Exercise aim
Reproduce the records that follow in full, excluding any picture they contain.

[Collected data entries]
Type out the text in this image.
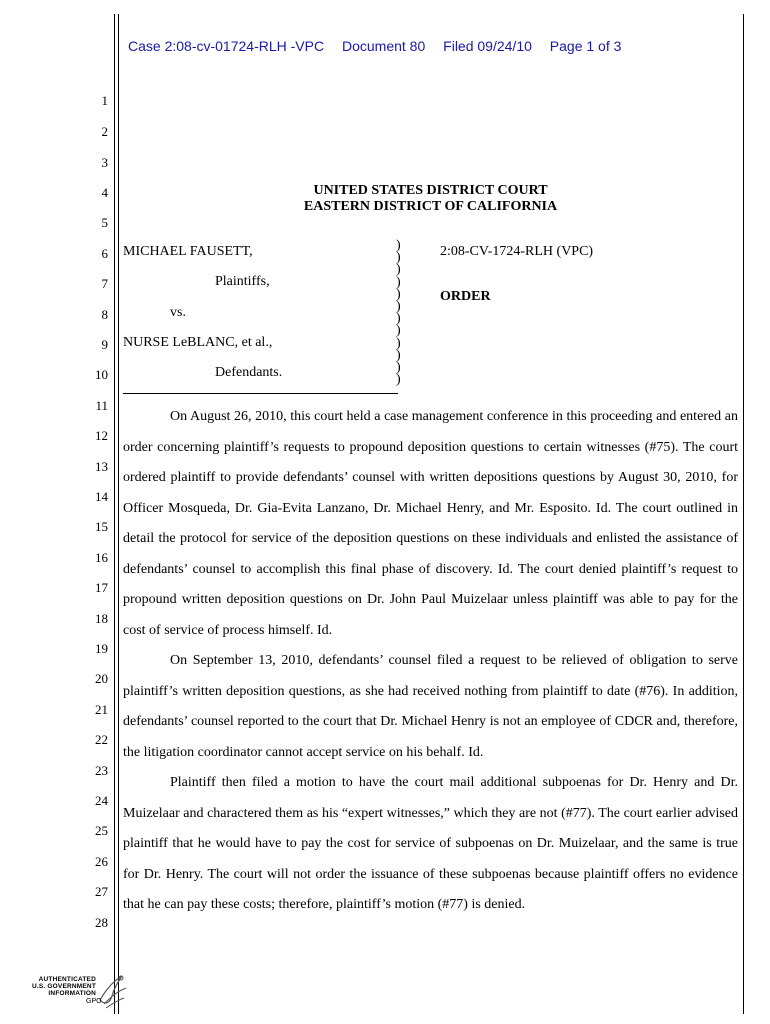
Case 2:08-cv-01724-RLH -VPC Document 80 Filed 09/24/10 Page 1 of 3
1
2
3
4
5
6
7
8
9
10
11
12
13
14
15
16
17
18
19
20
21
22
23
24
25
26
27
28
UNITED STATES DISTRICT COURT
EASTERN DISTRICT OF CALIFORNIA
MICHAEL FAUSETT,
Plaintiffs,
vs.
NURSE LeBLANC, et al.,
Defendants.
)
)
)
)
)
)
)
)
)
)
)
)
2:08-CV-1724-RLH (VPC)
ORDER

On August 26, 2010, this court held a case management conference in this proceeding and entered an order concerning plaintiff’s requests to propound deposition questions to certain witnesses (#75). The court ordered plaintiff to provide defendants’ counsel with written depositions questions by August 30, 2010, for Officer Mosqueda, Dr. Gia-Evita Lanzano, Dr. Michael Henry, and Mr. Esposito. Id. The court outlined in detail the protocol for service of the deposition questions on these individuals and enlisted the assistance of defendants’ counsel to accomplish this final phase of discovery. Id. The court denied plaintiff’s request to propound written deposition questions on Dr. John Paul Muizelaar unless plaintiff was able to pay for the cost of service of process himself. Id.

On September 13, 2010, defendants’ counsel filed a request to be relieved of obligation to serve plaintiff’s written deposition questions, as she had received nothing from plaintiff to date (#76). In addition, defendants’ counsel reported to the court that Dr. Michael Henry is not an employee of CDCR and, therefore, the litigation coordinator cannot accept service on his behalf. Id.

Plaintiff then filed a motion to have the court mail additional subpoenas for Dr. Henry and Dr. Muizelaar and charactered them as his “expert witnesses,” which they are not (#77). The court earlier advised plaintiff that he would have to pay the cost for service of subpoenas on Dr. Muizelaar, and the same is true for Dr. Henry. The court will not order the issuance of these subpoenas because plaintiff offers no evidence that he can pay these costs; therefore, plaintiff’s motion (#77) is denied.

AUTHENTICATED
U.S. GOVERNMENT
INFORMATION
GPO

Solution for this problem
Type out the text in this image.
Case 2:08-cv-01724-RLH -VPC Document 80 Filed 09/24/10 Page 1 of 3
1
2
3
4
5
6
7
8
9
10
11
12
13
14
15
16
17
18
19
20
21
22
23
24
25
26
27
28
UNITED STATES DISTRICT COURT
EASTERN DISTRICT OF CALIFORNIA
MICHAEL FAUSETT,
Plaintiffs,
vs.
NURSE LeBLANC, et al.,
Defendants.
)
)
)
)
)
)
)
)
)
)
)
)
2:08-CV-1724-RLH (VPC)
ORDER

On August 26, 2010, this court held a case management conference in this proceeding and entered an order concerning plaintiff’s requests to propound deposition questions to certain witnesses (#75). The court ordered plaintiff to provide defendants’ counsel with written depositions questions by August 30, 2010, for Officer Mosqueda, Dr. Gia-Evita Lanzano, Dr. Michael Henry, and Mr. Esposito. Id. The court outlined in detail the protocol for service of the deposition questions on these individuals and enlisted the assistance of defendants’ counsel to accomplish this final phase of discovery. Id. The court denied plaintiff’s request to propound written deposition questions on Dr. John Paul Muizelaar unless plaintiff was able to pay for the cost of service of process himself. Id.

On September 13, 2010, defendants’ counsel filed a request to be relieved of obligation to serve plaintiff’s written deposition questions, as she had received nothing from plaintiff to date (#76). In addition, defendants’ counsel reported to the court that Dr. Michael Henry is not an employee of CDCR and, therefore, the litigation coordinator cannot accept service on his behalf. Id.

Plaintiff then filed a motion to have the court mail additional subpoenas for Dr. Henry and Dr. Muizelaar and charactered them as his “expert witnesses,” which they are not (#77). The court earlier advised plaintiff that he would have to pay the cost for service of subpoenas on Dr. Muizelaar, and the same is true for Dr. Henry. The court will not order the issuance of these subpoenas because plaintiff offers no evidence that he can pay these costs; therefore, plaintiff’s motion (#77) is denied.

AUTHENTICATED
U.S. GOVERNMENT
INFORMATION
GPO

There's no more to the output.